═════ Recorded information

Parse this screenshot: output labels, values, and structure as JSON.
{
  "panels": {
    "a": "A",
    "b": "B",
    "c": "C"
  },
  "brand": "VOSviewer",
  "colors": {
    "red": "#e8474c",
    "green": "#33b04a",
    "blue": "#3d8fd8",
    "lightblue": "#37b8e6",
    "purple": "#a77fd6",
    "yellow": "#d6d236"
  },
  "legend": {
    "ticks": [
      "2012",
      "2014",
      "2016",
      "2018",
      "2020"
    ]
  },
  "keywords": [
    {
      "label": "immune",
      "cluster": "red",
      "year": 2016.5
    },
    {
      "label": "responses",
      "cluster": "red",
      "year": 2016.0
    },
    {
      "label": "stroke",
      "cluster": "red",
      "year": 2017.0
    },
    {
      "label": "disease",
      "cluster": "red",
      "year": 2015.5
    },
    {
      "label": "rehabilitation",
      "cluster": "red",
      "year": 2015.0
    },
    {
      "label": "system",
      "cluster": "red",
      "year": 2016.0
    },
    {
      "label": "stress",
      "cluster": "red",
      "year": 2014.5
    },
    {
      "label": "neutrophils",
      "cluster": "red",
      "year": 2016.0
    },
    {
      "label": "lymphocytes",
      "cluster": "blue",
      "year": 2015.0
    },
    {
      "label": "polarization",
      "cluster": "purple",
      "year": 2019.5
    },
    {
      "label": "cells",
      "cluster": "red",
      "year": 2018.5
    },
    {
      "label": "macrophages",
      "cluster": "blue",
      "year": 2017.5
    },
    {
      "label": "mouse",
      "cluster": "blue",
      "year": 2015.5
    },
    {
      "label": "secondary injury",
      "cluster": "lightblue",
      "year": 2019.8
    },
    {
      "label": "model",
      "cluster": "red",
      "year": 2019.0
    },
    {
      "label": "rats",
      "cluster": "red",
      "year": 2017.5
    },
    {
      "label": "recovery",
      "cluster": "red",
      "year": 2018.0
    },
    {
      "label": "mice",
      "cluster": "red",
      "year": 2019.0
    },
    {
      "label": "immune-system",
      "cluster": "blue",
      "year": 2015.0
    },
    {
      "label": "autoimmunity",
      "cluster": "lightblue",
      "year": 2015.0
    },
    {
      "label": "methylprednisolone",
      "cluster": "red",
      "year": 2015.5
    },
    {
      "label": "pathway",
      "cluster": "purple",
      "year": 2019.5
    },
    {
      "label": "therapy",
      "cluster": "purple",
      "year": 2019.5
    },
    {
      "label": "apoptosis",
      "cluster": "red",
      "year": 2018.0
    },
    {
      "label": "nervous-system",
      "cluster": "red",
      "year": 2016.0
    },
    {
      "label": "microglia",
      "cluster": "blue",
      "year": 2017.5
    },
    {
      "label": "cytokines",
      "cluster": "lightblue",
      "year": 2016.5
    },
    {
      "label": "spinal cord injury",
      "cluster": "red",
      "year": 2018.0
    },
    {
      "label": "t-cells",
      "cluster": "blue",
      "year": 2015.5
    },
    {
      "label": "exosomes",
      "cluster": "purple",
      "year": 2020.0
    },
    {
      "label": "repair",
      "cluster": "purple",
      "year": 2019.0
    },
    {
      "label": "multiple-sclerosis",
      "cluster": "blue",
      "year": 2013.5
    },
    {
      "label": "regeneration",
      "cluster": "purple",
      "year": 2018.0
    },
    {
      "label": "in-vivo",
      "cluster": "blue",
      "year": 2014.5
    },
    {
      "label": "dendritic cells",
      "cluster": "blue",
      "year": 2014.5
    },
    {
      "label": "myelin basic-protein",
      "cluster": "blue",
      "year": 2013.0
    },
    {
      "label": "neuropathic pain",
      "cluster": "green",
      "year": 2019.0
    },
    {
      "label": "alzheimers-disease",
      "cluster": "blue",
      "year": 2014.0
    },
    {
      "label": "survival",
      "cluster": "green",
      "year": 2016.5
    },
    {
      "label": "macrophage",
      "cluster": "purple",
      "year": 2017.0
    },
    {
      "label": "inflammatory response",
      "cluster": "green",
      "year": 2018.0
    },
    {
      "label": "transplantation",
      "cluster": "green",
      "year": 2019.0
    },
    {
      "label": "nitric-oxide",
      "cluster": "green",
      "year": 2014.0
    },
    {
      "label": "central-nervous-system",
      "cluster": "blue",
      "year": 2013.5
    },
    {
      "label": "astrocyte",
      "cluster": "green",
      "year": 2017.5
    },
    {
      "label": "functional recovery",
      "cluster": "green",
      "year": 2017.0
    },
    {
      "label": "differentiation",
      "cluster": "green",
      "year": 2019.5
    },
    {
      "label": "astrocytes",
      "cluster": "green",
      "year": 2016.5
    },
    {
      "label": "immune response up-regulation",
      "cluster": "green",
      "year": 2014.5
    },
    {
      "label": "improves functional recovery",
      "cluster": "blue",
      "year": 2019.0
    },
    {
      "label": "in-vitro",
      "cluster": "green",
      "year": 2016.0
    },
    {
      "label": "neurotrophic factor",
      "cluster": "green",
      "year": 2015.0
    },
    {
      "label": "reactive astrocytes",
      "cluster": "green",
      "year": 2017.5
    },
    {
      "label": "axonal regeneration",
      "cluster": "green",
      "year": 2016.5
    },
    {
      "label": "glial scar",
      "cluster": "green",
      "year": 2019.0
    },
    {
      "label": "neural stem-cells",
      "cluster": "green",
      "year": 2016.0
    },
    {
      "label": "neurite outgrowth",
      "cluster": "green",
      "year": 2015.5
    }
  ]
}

══════════

- _Exercise directions_
Scan the data above and report each line in which "functional" is present.

- _Answer space_
      "label": "functional recovery",
      "label": "improves functional recovery",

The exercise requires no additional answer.